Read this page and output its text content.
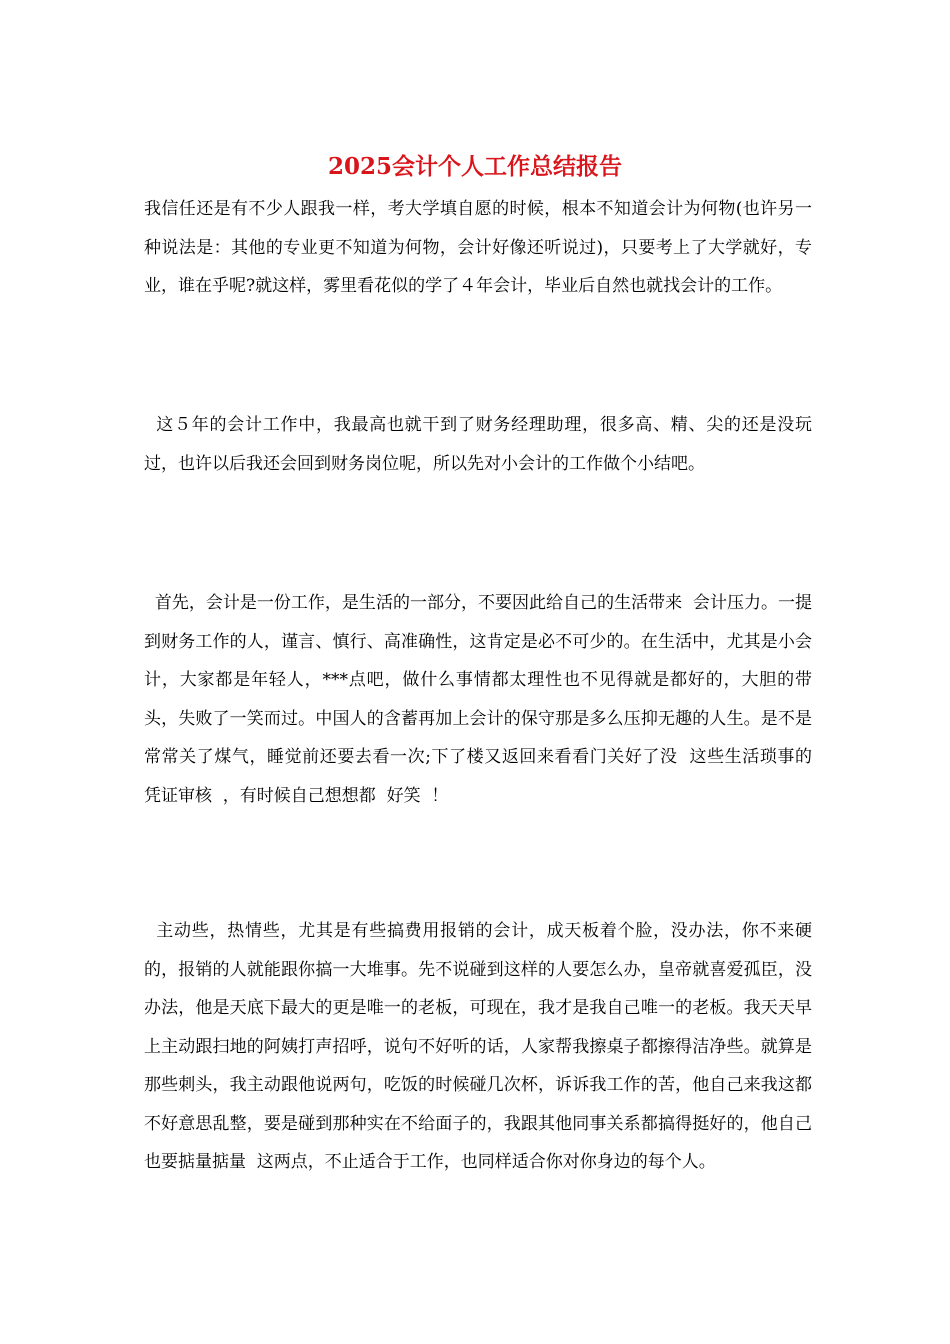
2025会计个人工作总结报告

我信任还是有不少人跟我一样，考大学填自愿的时候，根本不知道会计为何物(也许另一种说法是：其他的专业更不知道为何物，会计好像还听说过)，只要考上了大学就好，专业，谁在乎呢?就这样，雾里看花似的学了４年会计，毕业后自然也就找会计的工作。

这５年的会计工作中，我最高也就干到了财务经理助理，很多高、精、尖的还是没玩过，也许以后我还会回到财务岗位呢，所以先对小会计的工作做个小结吧。

首先，会计是一份工作，是生活的一部分，不要因此给自己的生活带来  会计压力。一提到财务工作的人，谨言、慎行、高准确性，这肯定是必不可少的。在生活中，尤其是小会计，大家都是年轻人，***点吧，做什么事情都太理性也不见得就是都好的，大胆的带头，失败了一笑而过。中国人的含蓄再加上会计的保守那是多么压抑无趣的人生。是不是常常关了煤气，睡觉前还要去看一次;下了楼又返回来看看门关好了没  这些生活琐事的  凭证审核  ，有时候自己想想都  好笑  ！

主动些，热情些，尤其是有些搞费用报销的会计，成天板着个脸，没办法，你不来硬的，报销的人就能跟你搞一大堆事。先不说碰到这样的人要怎么办，皇帝就喜爱孤臣，没办法，他是天底下最大的更是唯一的老板，可现在，我才是我自己唯一的老板。我天天早上主动跟扫地的阿姨打声招呼，说句不好听的话，人家帮我擦桌子都擦得洁净些。就算是那些刺头，我主动跟他说两句，吃饭的时候碰几次杯，诉诉我工作的苦，他自己来我这都不好意思乱整，要是碰到那种实在不给面子的，我跟其他同事关系都搞得挺好的，他自己也要掂量掂量  这两点，不止适合于工作，也同样适合你对你身边的每个人。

■ What to produce
Your task is an exact transcription of all the data, minus the pictures.

■ Solved problem
Read this page and output its text content.
2025会计个人工作总结报告

我信任还是有不少人跟我一样，考大学填自愿的时候，根本不知道会计为何物(也许另一种说法是：其他的专业更不知道为何物，会计好像还听说过)，只要考上了大学就好，专业，谁在乎呢?就这样，雾里看花似的学了４年会计，毕业后自然也就找会计的工作。

这５年的会计工作中，我最高也就干到了财务经理助理，很多高、精、尖的还是没玩过，也许以后我还会回到财务岗位呢，所以先对小会计的工作做个小结吧。

首先，会计是一份工作，是生活的一部分，不要因此给自己的生活带来  会计压力。一提到财务工作的人，谨言、慎行、高准确性，这肯定是必不可少的。在生活中，尤其是小会计，大家都是年轻人，***点吧，做什么事情都太理性也不见得就是都好的，大胆的带头，失败了一笑而过。中国人的含蓄再加上会计的保守那是多么压抑无趣的人生。是不是常常关了煤气，睡觉前还要去看一次;下了楼又返回来看看门关好了没  这些生活琐事的  凭证审核  ，有时候自己想想都  好笑  ！

主动些，热情些，尤其是有些搞费用报销的会计，成天板着个脸，没办法，你不来硬的，报销的人就能跟你搞一大堆事。先不说碰到这样的人要怎么办，皇帝就喜爱孤臣，没办法，他是天底下最大的更是唯一的老板，可现在，我才是我自己唯一的老板。我天天早上主动跟扫地的阿姨打声招呼，说句不好听的话，人家帮我擦桌子都擦得洁净些。就算是那些刺头，我主动跟他说两句，吃饭的时候碰几次杯，诉诉我工作的苦，他自己来我这都不好意思乱整，要是碰到那种实在不给面子的，我跟其他同事关系都搞得挺好的，他自己也要掂量掂量  这两点，不止适合于工作，也同样适合你对你身边的每个人。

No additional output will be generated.